◆ **What the task requires**
In the entries below, how many lines hold the string "color"? Give only the number.

======== Records provided ========

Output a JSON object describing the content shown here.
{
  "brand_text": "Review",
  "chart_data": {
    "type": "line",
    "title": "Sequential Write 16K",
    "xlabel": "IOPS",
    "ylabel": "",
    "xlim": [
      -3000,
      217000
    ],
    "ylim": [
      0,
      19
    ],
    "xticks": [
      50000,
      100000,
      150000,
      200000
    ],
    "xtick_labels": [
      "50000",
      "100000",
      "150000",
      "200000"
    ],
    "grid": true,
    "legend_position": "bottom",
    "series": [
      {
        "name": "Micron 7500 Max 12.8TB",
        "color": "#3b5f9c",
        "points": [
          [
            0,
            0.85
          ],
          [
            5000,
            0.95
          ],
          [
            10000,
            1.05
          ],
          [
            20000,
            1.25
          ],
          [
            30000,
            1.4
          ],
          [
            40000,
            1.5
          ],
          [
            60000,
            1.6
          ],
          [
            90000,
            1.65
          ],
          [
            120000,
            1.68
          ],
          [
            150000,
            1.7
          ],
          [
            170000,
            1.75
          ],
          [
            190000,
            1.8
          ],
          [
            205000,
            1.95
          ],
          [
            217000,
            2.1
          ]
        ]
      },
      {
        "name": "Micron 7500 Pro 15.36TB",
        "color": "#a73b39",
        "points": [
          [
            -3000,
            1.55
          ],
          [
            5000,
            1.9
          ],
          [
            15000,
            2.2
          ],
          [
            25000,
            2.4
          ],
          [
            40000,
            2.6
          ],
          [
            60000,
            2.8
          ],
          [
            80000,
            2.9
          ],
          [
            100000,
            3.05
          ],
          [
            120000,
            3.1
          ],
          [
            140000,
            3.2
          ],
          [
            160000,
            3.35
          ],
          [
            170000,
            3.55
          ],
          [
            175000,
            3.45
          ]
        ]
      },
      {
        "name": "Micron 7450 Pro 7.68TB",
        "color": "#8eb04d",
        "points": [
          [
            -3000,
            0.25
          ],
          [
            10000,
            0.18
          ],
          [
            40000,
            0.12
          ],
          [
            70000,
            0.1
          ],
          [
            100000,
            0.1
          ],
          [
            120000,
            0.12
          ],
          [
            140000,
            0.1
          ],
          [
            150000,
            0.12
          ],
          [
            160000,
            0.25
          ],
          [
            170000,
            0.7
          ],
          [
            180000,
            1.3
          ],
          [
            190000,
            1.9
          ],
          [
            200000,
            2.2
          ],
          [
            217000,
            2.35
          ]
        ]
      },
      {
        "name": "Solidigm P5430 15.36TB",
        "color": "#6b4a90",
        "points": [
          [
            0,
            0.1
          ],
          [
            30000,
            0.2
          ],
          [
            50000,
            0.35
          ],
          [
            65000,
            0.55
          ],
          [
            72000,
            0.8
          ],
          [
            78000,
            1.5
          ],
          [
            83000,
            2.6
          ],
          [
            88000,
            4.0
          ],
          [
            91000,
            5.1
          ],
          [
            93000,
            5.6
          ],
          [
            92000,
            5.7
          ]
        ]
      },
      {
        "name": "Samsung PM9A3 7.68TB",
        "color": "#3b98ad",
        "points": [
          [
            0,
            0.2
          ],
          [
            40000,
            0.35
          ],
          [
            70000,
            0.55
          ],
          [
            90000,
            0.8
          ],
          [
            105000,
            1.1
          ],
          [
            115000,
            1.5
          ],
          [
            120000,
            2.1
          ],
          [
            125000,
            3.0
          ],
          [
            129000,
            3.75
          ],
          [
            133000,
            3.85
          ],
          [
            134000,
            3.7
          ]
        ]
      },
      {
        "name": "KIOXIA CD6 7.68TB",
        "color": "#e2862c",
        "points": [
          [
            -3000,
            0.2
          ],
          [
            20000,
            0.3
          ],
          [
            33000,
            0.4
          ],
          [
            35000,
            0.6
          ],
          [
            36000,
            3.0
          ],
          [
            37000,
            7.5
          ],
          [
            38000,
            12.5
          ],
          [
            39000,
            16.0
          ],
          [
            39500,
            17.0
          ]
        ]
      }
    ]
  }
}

========

◆ **Result of this task**
6